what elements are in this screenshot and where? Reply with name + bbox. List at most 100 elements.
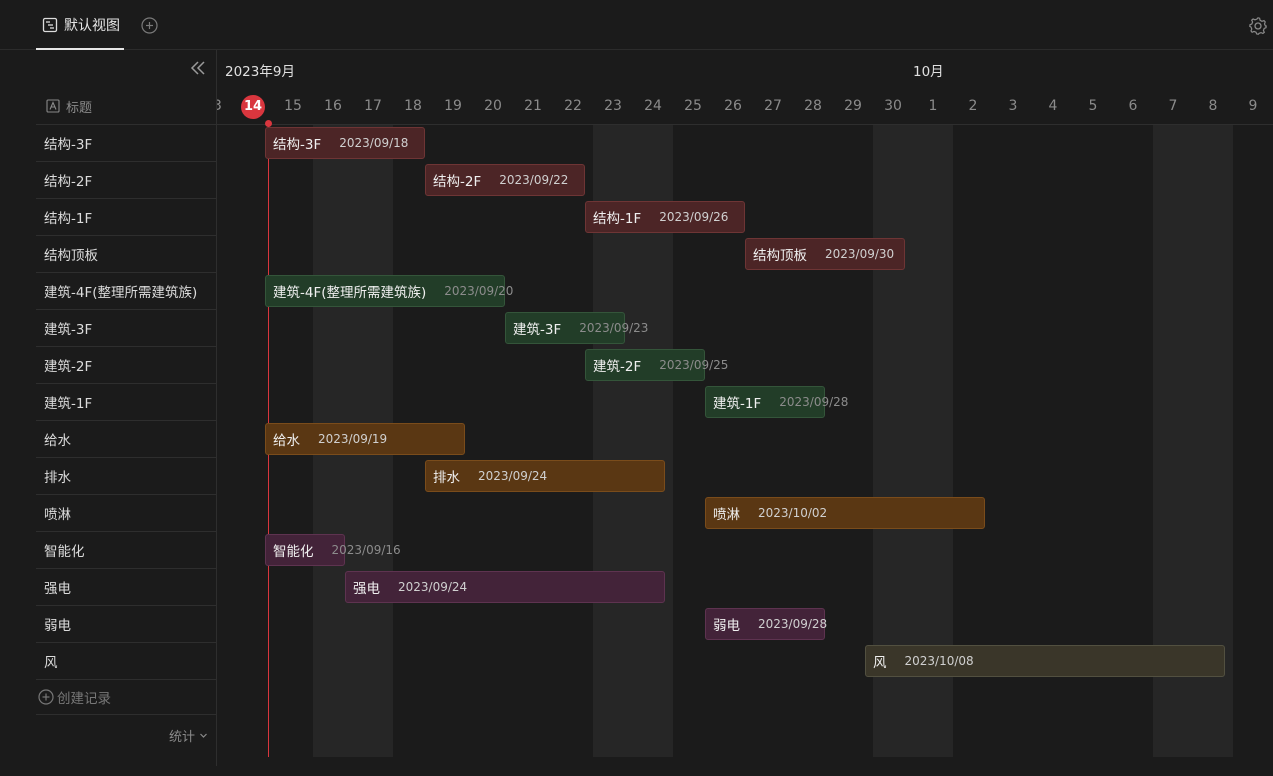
text-field-icon	[46, 99, 60, 113]
top-bar: 默认视图	[0, 0, 1273, 50]
record-row[interactable]: 弱电	[36, 606, 217, 643]
record-row[interactable]: 给水	[36, 421, 217, 458]
add-view-icon[interactable]	[141, 17, 158, 34]
day-label: 18	[404, 98, 422, 114]
task-bar[interactable]: 喷淋 2023/10/02	[705, 497, 985, 529]
day-label: 19	[444, 98, 462, 114]
task-bar[interactable]: 弱电 2023/09/28	[705, 608, 828, 640]
day-label: 3	[1008, 98, 1018, 114]
record-row[interactable]: 喷淋	[36, 495, 217, 532]
record-row[interactable]: 强电	[36, 569, 217, 606]
day-label: 25	[684, 98, 702, 114]
day-label: 20	[484, 98, 502, 114]
task-bar-date: 2023/09/23	[579, 321, 649, 335]
task-bar-date: 2023/09/30	[825, 247, 895, 261]
day-label: 27	[764, 98, 782, 114]
task-bar-date: 2023/09/18	[339, 136, 409, 150]
task-bar-date: 2023/09/28	[758, 617, 828, 631]
record-row[interactable]: 建筑-1F	[36, 384, 217, 421]
record-list: 结构-3F 结构-2F 结构-1F 结构顶板 建筑-4F(整理所需建筑族) 建筑-3F 建筑…	[36, 125, 217, 680]
day-label: 30	[884, 98, 902, 114]
create-record-button[interactable]: 创建记录	[36, 680, 217, 715]
task-bar-name: 排水	[433, 470, 460, 486]
task-bar[interactable]: 结构顶板 2023/09/30	[745, 238, 905, 270]
title-header-label: 标题	[66, 100, 93, 116]
day-label: 8	[1208, 98, 1218, 114]
day-label: 15	[284, 98, 302, 114]
stats-dropdown[interactable]: 统计	[169, 726, 208, 745]
day-label: 16	[324, 98, 342, 114]
task-bar-name: 建筑-2F	[593, 359, 642, 375]
day-label: 28	[804, 98, 822, 114]
task-bar-name: 结构-1F	[593, 211, 642, 227]
tab-default-view[interactable]: 默认视图	[36, 0, 124, 50]
record-row[interactable]: 建筑-4F(整理所需建筑族)	[36, 273, 217, 310]
task-bar-name: 智能化	[273, 544, 314, 560]
record-row[interactable]: 风	[36, 643, 217, 680]
task-bar[interactable]: 给水 2023/09/19	[265, 423, 465, 455]
task-bar[interactable]: 建筑-3F 2023/09/23	[505, 312, 648, 344]
task-bar-date: 2023/10/02	[758, 506, 828, 520]
task-bar[interactable]: 结构-1F 2023/09/26	[585, 201, 745, 233]
task-bar[interactable]: 建筑-2F 2023/09/25	[585, 349, 728, 381]
task-bar-name: 建筑-1F	[713, 396, 762, 412]
task-bar-date: 2023/09/19	[318, 432, 388, 446]
task-bar[interactable]: 建筑-4F(整理所需建筑族) 2023/09/20	[265, 275, 513, 307]
today-badge: 14	[241, 95, 265, 119]
task-bar-name: 建筑-3F	[513, 322, 562, 338]
task-bar[interactable]: 排水 2023/09/24	[425, 460, 665, 492]
task-bar-name: 弱电	[713, 618, 740, 634]
collapse-sidebar-icon[interactable]	[188, 58, 208, 78]
title-column-header[interactable]: 标题	[36, 88, 217, 125]
task-bar-name: 结构顶板	[753, 248, 807, 264]
day-label: 23	[604, 98, 622, 114]
gantt-view-icon	[42, 17, 58, 33]
day-label: 17	[364, 98, 382, 114]
record-row[interactable]: 建筑-2F	[36, 347, 217, 384]
task-bar[interactable]: 结构-3F 2023/09/18	[265, 127, 425, 159]
month-label-sep: 2023年9月	[225, 64, 295, 80]
add-circle-icon	[38, 689, 54, 705]
task-bar-name: 结构-2F	[433, 174, 482, 190]
day-label: 7	[1168, 98, 1178, 114]
record-sidebar: 标题 结构-3F 结构-2F 结构-1F 结构顶板 建筑-4F(整理所需建筑族) 建筑-3…	[36, 50, 217, 766]
task-bar-name: 风	[873, 655, 887, 671]
task-bar-date: 2023/10/08	[904, 654, 974, 668]
task-bar[interactable]: 强电 2023/09/24	[345, 571, 665, 603]
task-bar[interactable]: 建筑-1F 2023/09/28	[705, 386, 848, 418]
day-label: 1	[928, 98, 938, 114]
record-row[interactable]: 结构-1F	[36, 199, 217, 236]
record-row[interactable]: 建筑-3F	[36, 310, 217, 347]
day-label: 9	[1248, 98, 1258, 114]
task-bar-name: 结构-3F	[273, 137, 322, 153]
stats-label: 统计	[168, 730, 195, 745]
tab-label: 默认视图	[64, 18, 120, 34]
task-bar-date: 2023/09/16	[331, 543, 401, 557]
day-label: 5	[1088, 98, 1098, 114]
day-label: 26	[724, 98, 742, 114]
day-header: 1314151617181920212223242526272829301234…	[217, 88, 1273, 125]
task-bar-date: 2023/09/22	[499, 173, 569, 187]
record-row[interactable]: 结构-2F	[36, 162, 217, 199]
day-label: 13	[217, 98, 222, 114]
day-label: 21	[524, 98, 542, 114]
task-bar[interactable]: 风 2023/10/08	[865, 645, 1225, 677]
day-label: 22	[564, 98, 582, 114]
task-bar-date: 2023/09/20	[444, 284, 514, 298]
task-bar[interactable]: 结构-2F 2023/09/22	[425, 164, 585, 196]
task-bar-name: 建筑-4F(整理所需建筑族)	[273, 285, 427, 301]
task-bar-name: 强电	[353, 581, 380, 597]
record-row[interactable]: 排水	[36, 458, 217, 495]
gantt-timeline: 2023年9月 10月 1314151617181920212223242526…	[217, 50, 1273, 757]
record-row[interactable]: 智能化	[36, 532, 217, 569]
record-row[interactable]: 结构顶板	[36, 236, 217, 273]
day-label: 24	[644, 98, 662, 114]
month-label-oct: 10月	[913, 64, 944, 80]
create-record-label: 创建记录	[57, 691, 111, 707]
task-bar-date: 2023/09/24	[478, 469, 548, 483]
today-marker-dot	[265, 120, 272, 127]
task-bar[interactable]: 智能化 2023/09/16	[265, 534, 401, 566]
gear-icon[interactable]	[1248, 16, 1268, 36]
task-bar-date: 2023/09/25	[659, 358, 729, 372]
record-row[interactable]: 结构-3F	[36, 125, 217, 162]
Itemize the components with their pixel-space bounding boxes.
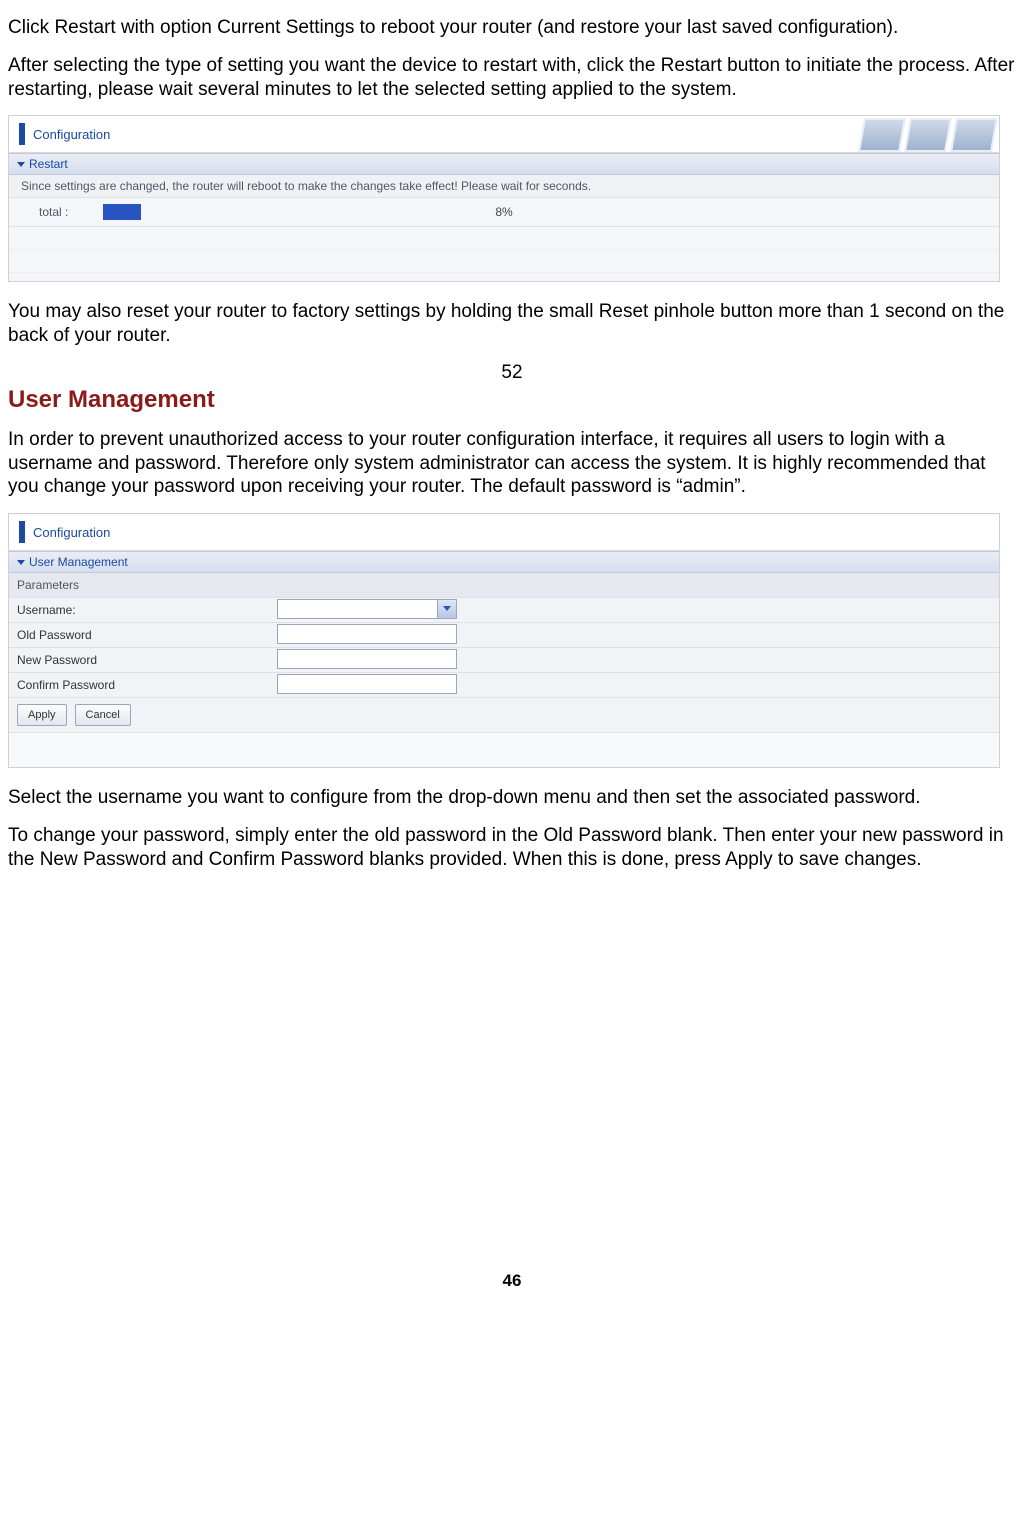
mid-page-number: 52 — [8, 362, 1016, 384]
cancel-button[interactable]: Cancel — [75, 704, 131, 726]
screenshot-user-management: Configuration User Management Parameters… — [8, 513, 1000, 768]
config-header-2: Configuration — [9, 514, 999, 551]
user-mgmt-section-label: User Management — [29, 555, 128, 569]
username-select[interactable] — [277, 599, 457, 619]
row-username: Username: — [9, 598, 999, 623]
dropdown-arrow-icon[interactable] — [437, 600, 456, 618]
parameters-subheader: Parameters — [9, 573, 999, 598]
header-accent-bar-2 — [19, 521, 25, 543]
config-header: Configuration — [9, 116, 999, 153]
header-accent-bar — [19, 123, 25, 145]
screenshot-restart: Configuration Restart Since settings are… — [8, 115, 1000, 282]
restart-section-bar: Restart — [9, 153, 999, 175]
parameters-label: Parameters — [17, 578, 79, 592]
paragraph-factory-reset: You may also reset your router to factor… — [8, 300, 1016, 348]
blank-rows — [9, 227, 999, 281]
username-label: Username: — [17, 603, 277, 617]
button-row: Apply Cancel — [9, 698, 999, 733]
header-art — [825, 116, 999, 152]
user-management-heading: User Management — [8, 386, 1016, 414]
confirm-password-label: Confirm Password — [17, 678, 277, 692]
paragraph-select-username: Select the username you want to configur… — [8, 786, 1016, 810]
row-new-password: New Password — [9, 648, 999, 673]
user-mgmt-section-bar: User Management — [9, 551, 999, 573]
row-old-password: Old Password — [9, 623, 999, 648]
config-title: Configuration — [33, 127, 110, 142]
paragraph-restart-process: After selecting the type of setting you … — [8, 54, 1016, 102]
chevron-down-icon — [17, 162, 25, 167]
chevron-down-icon — [17, 560, 25, 565]
old-password-input[interactable] — [277, 624, 457, 644]
progress-percent: 8% — [21, 205, 987, 219]
paragraph-restart-option: Click Restart with option Current Settin… — [8, 16, 1016, 40]
paragraph-user-mgmt-intro: In order to prevent unauthorized access … — [8, 428, 1016, 499]
apply-button[interactable]: Apply — [17, 704, 67, 726]
restart-section-label: Restart — [29, 157, 68, 171]
page-number: 46 — [8, 1271, 1016, 1291]
confirm-password-input[interactable] — [277, 674, 457, 694]
new-password-label: New Password — [17, 653, 277, 667]
blank-rows-2 — [9, 733, 999, 767]
config-title-2: Configuration — [33, 525, 110, 540]
new-password-input[interactable] — [277, 649, 457, 669]
row-confirm-password: Confirm Password — [9, 673, 999, 698]
old-password-label: Old Password — [17, 628, 277, 642]
paragraph-change-password: To change your password, simply enter th… — [8, 824, 1016, 872]
restart-info-text: Since settings are changed, the router w… — [9, 175, 999, 198]
restart-progress-row: total : 8% — [9, 198, 999, 227]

::::::::

Give the lines of the listing from the line containing "mid-page-number: 52 — [8, 362, 1016, 384]" through the line containing "confirm-password-label: Confirm Password", both included, as a numbered list with any blank lines omitted.

1. mid-page-number: 52 — [8, 362, 1016, 384]
2. cancel-button[interactable]: Cancel — [75, 704, 131, 726]
3. screenshot-user-management: Configuration User Management Parameters… — [8, 513, 1000, 768]
4. config-header-2: Configuration — [9, 514, 999, 551]
5. user-mgmt-section-label: User Management — [29, 555, 128, 569]
6. username-select[interactable] — [277, 599, 457, 619]
7. row-username: Username: — [9, 598, 999, 623]
8. dropdown-arrow-icon[interactable] — [437, 600, 456, 618]
9. parameters-subheader: Parameters — [9, 573, 999, 598]
10. header-accent-bar-2 — [19, 521, 25, 543]
11. config-header: Configuration — [9, 116, 999, 153]
12. header-accent-bar — [19, 123, 25, 145]
13. screenshot-restart: Configuration Restart Since settings are… — [8, 115, 1000, 282]
14. restart-section-bar: Restart — [9, 153, 999, 175]
15. parameters-label: Parameters — [17, 578, 79, 592]
16. paragraph-factory-reset: You may also reset your router to factor… — [8, 300, 1016, 348]
17. blank-rows — [9, 227, 999, 281]
18. username-label: Username: — [17, 603, 277, 617]
19. button-row: Apply Cancel — [9, 698, 999, 733]
20. header-art — [825, 116, 999, 152]
21. user-management-heading: User Management — [8, 386, 1016, 414]
22. confirm-password-label: Confirm Password — [17, 678, 277, 692]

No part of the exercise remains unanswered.